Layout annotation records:
## Start

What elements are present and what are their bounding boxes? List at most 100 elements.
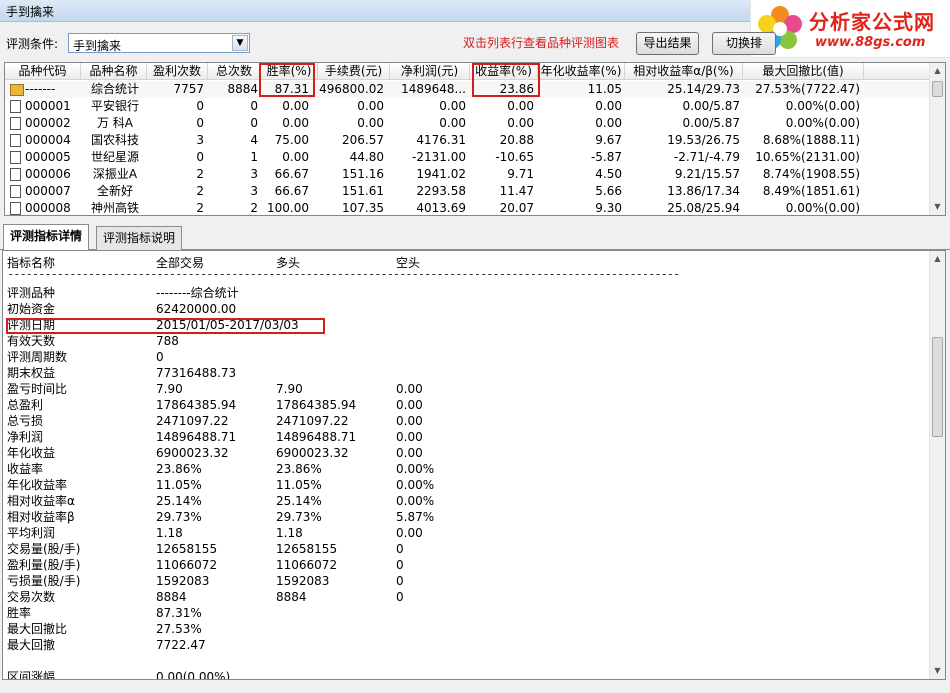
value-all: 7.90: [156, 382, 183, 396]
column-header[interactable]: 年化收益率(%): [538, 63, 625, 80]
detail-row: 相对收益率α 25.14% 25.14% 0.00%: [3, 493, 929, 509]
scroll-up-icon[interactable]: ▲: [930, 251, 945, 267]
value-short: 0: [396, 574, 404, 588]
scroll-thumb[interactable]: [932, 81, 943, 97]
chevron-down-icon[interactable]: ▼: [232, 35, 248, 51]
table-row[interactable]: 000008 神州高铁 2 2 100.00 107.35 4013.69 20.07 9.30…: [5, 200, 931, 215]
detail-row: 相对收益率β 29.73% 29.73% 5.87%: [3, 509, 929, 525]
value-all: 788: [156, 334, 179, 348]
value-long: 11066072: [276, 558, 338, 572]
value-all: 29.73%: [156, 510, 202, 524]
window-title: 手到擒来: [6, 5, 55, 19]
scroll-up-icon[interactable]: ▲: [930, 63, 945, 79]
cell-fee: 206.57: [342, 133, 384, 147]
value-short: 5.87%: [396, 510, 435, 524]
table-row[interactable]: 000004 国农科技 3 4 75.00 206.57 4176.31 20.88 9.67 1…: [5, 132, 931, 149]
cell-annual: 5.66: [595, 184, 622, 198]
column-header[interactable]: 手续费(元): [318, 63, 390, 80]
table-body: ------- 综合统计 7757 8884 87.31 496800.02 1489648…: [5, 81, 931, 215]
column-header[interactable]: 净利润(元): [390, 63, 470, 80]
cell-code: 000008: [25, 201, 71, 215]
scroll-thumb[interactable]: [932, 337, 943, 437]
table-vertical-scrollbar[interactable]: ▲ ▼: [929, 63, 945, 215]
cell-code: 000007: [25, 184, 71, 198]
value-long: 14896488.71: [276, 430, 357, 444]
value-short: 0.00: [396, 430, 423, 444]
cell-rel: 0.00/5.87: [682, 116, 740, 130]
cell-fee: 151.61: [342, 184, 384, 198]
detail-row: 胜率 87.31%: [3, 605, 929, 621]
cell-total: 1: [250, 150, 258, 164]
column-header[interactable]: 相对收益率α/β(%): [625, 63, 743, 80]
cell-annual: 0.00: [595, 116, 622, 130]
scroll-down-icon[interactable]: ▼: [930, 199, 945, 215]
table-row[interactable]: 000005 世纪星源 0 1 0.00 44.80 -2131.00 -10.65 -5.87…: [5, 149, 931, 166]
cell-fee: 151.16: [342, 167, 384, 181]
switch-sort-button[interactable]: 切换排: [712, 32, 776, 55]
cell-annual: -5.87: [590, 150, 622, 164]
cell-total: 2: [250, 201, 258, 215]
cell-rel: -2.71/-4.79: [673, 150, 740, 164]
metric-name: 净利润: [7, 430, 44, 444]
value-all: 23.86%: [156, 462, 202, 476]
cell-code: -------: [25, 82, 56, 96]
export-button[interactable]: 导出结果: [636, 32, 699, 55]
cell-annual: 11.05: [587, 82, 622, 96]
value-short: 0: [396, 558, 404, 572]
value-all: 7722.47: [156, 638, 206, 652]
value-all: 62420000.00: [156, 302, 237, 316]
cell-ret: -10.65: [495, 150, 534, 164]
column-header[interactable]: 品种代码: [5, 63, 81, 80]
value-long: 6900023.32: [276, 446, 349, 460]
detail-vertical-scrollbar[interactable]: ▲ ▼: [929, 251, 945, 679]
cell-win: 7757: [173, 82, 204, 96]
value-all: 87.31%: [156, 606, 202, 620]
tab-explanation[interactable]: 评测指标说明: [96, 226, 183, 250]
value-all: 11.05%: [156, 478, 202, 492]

## End

Objective: Arrange as a numbered list, with blank lines omitted, the lines of the records from the one containing "value-all: 7.90: [156, 382, 183, 396]" through the one containing "cell-code: 000007: [25, 184, 71, 198]", both included.

Result for this task:
1. value-all: 7.90: [156, 382, 183, 396]
2. column-header[interactable]: 年化收益率(%): [538, 63, 625, 80]
3. detail-row: 相对收益率α 25.14% 25.14% 0.00%: [3, 493, 929, 509]
4. scroll-up-icon[interactable]: ▲: [930, 251, 945, 267]
5. value-short: 0: [396, 574, 404, 588]
6. scroll-thumb[interactable]: [932, 81, 943, 97]
7. chevron-down-icon[interactable]: ▼: [232, 35, 248, 51]
8. table-row[interactable]: 000008 神州高铁 2 2 100.00 107.35 4013.69 20.07 9.30…: [5, 200, 931, 215]
9. detail-row: 相对收益率β 29.73% 29.73% 5.87%: [3, 509, 929, 525]
10. value-all: 788: [156, 334, 179, 348]
11. value-long: 11066072: [276, 558, 338, 572]
12. value-all: 29.73%: [156, 510, 202, 524]
13. window-title: 手到擒来: [6, 5, 55, 19]
14. scroll-up-icon[interactable]: ▲: [930, 63, 945, 79]
15. cell-fee: 206.57: [342, 133, 384, 147]
16. value-short: 5.87%: [396, 510, 435, 524]
17. table-row[interactable]: 000004 国农科技 3 4 75.00 206.57 4176.31 20.88 9.67 1…: [5, 132, 931, 149]
18. cell-annual: 5.66: [595, 184, 622, 198]
19. column-header[interactable]: 手续费(元): [318, 63, 390, 80]
20. table-body: ------- 综合统计 7757 8884 87.31 496800.02 1489648…: [5, 81, 931, 215]
21. column-header[interactable]: 净利润(元): [390, 63, 470, 80]
22. cell-code: 000008: [25, 201, 71, 215]
23. scroll-thumb[interactable]: [932, 337, 943, 437]
24. table-vertical-scrollbar[interactable]: ▲ ▼: [929, 63, 945, 215]
25. cell-code: 000007: [25, 184, 71, 198]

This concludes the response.